EXERCISE INPUT:

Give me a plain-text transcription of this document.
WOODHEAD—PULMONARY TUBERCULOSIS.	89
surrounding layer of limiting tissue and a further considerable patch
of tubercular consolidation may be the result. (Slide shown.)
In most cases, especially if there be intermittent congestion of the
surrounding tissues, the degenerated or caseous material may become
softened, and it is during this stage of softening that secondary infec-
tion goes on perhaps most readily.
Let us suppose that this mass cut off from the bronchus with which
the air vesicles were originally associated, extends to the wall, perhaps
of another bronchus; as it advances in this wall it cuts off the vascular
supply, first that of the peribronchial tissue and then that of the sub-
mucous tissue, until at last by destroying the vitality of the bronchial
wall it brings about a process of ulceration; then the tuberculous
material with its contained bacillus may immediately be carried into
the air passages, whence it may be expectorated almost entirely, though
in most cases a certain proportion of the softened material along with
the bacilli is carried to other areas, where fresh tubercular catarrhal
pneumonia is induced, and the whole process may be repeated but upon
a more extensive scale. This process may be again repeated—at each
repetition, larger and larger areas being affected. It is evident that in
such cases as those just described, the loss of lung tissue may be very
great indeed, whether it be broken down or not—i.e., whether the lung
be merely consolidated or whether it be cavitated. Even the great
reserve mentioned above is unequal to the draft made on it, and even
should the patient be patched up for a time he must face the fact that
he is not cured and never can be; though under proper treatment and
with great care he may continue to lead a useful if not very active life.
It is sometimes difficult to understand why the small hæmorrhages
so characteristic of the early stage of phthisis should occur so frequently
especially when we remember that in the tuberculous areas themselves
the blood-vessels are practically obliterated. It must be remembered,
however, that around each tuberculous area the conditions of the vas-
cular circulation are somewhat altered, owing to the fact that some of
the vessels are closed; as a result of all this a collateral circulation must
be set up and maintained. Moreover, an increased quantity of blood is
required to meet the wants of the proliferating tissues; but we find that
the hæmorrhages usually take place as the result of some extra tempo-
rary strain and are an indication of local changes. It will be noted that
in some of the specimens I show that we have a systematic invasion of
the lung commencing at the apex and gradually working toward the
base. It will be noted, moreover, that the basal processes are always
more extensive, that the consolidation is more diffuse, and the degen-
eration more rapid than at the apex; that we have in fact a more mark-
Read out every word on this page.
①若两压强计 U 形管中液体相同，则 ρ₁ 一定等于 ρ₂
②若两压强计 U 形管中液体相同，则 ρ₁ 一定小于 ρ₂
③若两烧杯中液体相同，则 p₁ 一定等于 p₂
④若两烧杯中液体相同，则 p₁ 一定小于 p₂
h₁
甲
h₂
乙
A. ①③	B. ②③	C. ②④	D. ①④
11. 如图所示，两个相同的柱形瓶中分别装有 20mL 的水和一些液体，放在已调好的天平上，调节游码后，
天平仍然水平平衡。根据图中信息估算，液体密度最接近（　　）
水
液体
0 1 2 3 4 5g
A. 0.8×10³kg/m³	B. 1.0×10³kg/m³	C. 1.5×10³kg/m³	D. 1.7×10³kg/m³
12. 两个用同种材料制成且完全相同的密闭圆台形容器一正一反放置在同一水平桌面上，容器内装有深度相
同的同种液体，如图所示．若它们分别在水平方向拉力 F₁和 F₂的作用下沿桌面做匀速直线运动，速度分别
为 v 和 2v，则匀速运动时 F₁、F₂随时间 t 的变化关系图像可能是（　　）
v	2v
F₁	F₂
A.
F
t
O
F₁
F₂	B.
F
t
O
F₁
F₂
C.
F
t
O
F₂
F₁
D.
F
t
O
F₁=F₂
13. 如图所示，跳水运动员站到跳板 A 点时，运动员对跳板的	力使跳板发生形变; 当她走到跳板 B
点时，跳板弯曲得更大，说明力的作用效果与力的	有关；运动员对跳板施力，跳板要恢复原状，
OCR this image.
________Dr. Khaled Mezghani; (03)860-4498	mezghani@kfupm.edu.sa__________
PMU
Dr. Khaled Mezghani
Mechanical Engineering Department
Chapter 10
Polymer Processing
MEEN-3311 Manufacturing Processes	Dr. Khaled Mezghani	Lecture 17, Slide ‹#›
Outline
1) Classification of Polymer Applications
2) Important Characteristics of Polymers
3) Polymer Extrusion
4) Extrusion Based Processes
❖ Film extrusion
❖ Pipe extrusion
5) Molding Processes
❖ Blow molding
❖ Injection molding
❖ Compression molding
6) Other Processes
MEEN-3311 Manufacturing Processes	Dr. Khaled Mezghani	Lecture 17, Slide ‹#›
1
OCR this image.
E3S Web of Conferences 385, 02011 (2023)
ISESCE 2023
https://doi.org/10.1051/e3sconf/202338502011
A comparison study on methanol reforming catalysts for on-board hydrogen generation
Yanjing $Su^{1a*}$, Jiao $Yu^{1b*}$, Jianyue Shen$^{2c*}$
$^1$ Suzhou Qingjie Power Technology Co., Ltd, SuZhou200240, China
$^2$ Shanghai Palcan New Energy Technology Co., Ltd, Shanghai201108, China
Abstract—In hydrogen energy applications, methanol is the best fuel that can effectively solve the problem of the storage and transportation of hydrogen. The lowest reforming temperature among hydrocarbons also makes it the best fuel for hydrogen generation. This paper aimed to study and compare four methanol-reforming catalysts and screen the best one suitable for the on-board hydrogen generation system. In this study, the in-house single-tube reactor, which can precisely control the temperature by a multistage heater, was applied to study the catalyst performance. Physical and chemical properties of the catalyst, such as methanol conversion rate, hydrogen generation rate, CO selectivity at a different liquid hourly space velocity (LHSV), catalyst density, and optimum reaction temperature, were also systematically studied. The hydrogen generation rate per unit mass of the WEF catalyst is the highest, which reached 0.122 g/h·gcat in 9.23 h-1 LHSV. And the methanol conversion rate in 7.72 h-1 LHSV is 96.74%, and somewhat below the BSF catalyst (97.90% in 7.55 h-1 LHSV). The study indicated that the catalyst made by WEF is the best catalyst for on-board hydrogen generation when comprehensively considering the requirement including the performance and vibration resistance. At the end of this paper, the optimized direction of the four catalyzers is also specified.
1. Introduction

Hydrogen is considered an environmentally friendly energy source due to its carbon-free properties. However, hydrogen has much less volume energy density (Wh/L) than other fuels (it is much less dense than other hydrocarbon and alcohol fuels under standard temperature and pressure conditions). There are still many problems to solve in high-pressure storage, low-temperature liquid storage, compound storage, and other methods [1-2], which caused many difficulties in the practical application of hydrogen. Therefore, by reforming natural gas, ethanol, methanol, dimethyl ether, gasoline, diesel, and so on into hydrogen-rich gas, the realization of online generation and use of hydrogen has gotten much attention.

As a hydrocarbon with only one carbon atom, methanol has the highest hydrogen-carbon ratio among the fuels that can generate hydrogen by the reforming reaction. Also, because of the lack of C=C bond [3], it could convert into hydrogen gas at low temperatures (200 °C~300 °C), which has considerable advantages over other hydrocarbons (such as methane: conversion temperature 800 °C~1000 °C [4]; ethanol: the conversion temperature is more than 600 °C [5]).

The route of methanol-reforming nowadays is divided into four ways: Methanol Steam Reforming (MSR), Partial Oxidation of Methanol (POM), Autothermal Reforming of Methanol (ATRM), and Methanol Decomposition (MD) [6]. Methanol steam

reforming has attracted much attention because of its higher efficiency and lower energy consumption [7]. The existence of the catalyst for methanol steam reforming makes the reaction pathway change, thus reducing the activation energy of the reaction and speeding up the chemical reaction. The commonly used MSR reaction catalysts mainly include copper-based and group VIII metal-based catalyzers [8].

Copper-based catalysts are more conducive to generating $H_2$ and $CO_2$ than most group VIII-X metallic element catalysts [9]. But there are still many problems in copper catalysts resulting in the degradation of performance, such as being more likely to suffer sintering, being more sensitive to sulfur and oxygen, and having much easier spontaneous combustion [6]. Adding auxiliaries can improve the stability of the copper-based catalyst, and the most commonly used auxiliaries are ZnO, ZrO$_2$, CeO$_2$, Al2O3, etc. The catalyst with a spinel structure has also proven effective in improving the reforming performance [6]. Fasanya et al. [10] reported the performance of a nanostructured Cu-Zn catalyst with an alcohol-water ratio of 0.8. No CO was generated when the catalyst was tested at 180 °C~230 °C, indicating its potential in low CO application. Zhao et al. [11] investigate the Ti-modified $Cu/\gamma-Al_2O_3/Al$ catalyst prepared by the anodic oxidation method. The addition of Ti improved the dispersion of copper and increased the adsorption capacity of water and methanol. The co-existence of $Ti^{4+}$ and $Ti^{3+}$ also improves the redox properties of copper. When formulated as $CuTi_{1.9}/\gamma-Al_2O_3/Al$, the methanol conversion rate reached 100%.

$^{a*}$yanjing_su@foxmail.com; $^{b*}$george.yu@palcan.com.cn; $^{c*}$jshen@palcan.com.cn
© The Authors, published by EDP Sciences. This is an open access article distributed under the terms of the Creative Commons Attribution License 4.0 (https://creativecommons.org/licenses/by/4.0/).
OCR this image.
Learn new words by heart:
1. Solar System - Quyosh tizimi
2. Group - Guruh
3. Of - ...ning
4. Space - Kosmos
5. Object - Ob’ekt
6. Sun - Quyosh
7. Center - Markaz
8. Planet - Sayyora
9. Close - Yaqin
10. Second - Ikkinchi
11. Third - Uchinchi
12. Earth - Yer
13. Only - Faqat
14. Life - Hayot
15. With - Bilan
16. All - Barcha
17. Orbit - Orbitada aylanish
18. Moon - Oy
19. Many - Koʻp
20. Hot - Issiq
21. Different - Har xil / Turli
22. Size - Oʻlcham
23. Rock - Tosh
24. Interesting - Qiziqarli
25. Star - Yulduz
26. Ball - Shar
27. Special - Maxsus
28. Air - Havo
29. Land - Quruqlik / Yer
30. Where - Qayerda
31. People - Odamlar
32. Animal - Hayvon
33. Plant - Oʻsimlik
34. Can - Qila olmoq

WHAT THE TASK ASKS:
Which lines above contain the word "must"? Copy each of them.

EXERCISE OUTPUT:
should the patient be patched up for a time he must face the fact that
the blood-vessels are practically obliterated. It must be remembered,
the vessels are closed; as a result of all this a collateral circulation must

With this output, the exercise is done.